# DO THIS
Reproduce all lines of the listing below in which the word "Soit" occurs.

— start —

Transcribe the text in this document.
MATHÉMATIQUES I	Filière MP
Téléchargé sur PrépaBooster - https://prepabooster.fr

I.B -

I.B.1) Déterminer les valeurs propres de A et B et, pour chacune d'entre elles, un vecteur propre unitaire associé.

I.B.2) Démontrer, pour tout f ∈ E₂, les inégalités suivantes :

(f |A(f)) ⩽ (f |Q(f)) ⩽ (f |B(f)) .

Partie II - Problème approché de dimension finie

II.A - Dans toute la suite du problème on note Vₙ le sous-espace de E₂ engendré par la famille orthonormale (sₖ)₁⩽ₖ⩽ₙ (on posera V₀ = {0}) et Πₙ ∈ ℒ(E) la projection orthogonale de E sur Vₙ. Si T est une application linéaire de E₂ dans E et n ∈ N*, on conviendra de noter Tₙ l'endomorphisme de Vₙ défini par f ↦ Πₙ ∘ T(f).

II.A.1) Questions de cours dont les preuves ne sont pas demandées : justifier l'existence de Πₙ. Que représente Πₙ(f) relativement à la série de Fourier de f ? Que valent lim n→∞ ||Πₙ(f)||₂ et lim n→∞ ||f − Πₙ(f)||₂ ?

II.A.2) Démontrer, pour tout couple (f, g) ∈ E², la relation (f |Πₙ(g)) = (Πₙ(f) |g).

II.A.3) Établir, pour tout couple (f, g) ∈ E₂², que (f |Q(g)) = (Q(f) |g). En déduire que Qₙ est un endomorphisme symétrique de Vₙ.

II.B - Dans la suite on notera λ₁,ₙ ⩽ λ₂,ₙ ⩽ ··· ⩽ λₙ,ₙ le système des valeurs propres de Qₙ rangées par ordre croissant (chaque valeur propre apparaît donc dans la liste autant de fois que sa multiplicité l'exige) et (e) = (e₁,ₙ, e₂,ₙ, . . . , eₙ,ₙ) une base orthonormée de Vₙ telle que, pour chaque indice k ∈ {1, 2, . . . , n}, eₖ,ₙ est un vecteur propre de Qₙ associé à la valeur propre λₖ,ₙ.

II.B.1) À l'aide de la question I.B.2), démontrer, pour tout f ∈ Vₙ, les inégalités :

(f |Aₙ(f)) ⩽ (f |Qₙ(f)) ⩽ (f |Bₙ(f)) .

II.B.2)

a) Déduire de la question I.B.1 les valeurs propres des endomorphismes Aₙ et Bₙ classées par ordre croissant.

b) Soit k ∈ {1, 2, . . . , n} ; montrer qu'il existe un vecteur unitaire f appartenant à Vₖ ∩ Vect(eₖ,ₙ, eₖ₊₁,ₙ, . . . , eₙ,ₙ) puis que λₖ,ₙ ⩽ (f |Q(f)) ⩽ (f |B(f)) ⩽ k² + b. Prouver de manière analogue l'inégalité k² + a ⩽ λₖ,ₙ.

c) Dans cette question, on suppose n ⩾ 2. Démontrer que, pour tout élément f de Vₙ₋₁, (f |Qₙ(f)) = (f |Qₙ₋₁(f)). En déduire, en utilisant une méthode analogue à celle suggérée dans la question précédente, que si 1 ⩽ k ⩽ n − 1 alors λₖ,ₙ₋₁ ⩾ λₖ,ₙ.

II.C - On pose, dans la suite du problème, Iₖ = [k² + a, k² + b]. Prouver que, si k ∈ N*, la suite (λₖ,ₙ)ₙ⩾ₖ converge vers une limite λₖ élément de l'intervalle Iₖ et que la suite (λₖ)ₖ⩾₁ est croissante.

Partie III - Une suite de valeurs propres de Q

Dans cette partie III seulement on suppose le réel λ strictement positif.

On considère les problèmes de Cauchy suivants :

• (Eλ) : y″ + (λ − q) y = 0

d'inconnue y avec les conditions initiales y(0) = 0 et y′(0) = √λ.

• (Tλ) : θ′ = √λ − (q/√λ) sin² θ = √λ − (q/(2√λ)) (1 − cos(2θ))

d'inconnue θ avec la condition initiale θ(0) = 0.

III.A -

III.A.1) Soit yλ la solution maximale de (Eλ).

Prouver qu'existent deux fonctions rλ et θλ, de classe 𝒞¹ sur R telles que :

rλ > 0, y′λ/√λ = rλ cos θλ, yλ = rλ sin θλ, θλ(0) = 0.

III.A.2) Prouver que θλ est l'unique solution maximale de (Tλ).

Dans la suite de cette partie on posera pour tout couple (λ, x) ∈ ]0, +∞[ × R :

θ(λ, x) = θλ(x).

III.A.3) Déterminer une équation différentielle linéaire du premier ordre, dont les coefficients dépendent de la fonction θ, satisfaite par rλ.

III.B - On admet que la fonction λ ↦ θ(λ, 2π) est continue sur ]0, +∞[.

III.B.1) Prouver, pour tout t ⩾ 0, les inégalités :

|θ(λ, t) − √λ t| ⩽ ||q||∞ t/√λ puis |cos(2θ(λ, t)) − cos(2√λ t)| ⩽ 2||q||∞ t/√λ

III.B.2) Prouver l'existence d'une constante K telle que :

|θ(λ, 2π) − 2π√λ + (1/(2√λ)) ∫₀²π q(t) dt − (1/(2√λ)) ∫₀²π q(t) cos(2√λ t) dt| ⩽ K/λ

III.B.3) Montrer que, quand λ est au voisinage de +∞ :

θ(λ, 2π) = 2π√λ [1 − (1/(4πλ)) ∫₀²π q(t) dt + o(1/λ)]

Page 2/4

— end —

# ANSWER TO THIS PROBLEM
b) Soit k ∈ {1, 2, . . . , n} ; montrer qu'il existe un vecteur unitaire f appartenant à Vₖ ∩ Vect(eₖ,ₙ, eₖ₊₁,ₙ, . . . , eₙ,ₙ) puis que λₖ,ₙ ⩽ (f |Q(f)) ⩽ (f |B(f)) ⩽ k² + b. Prouver de manière analogue l'inégalité k² + a ⩽ λₖ,ₙ.
III.A.1) Soit yλ la solution maximale de (Eλ).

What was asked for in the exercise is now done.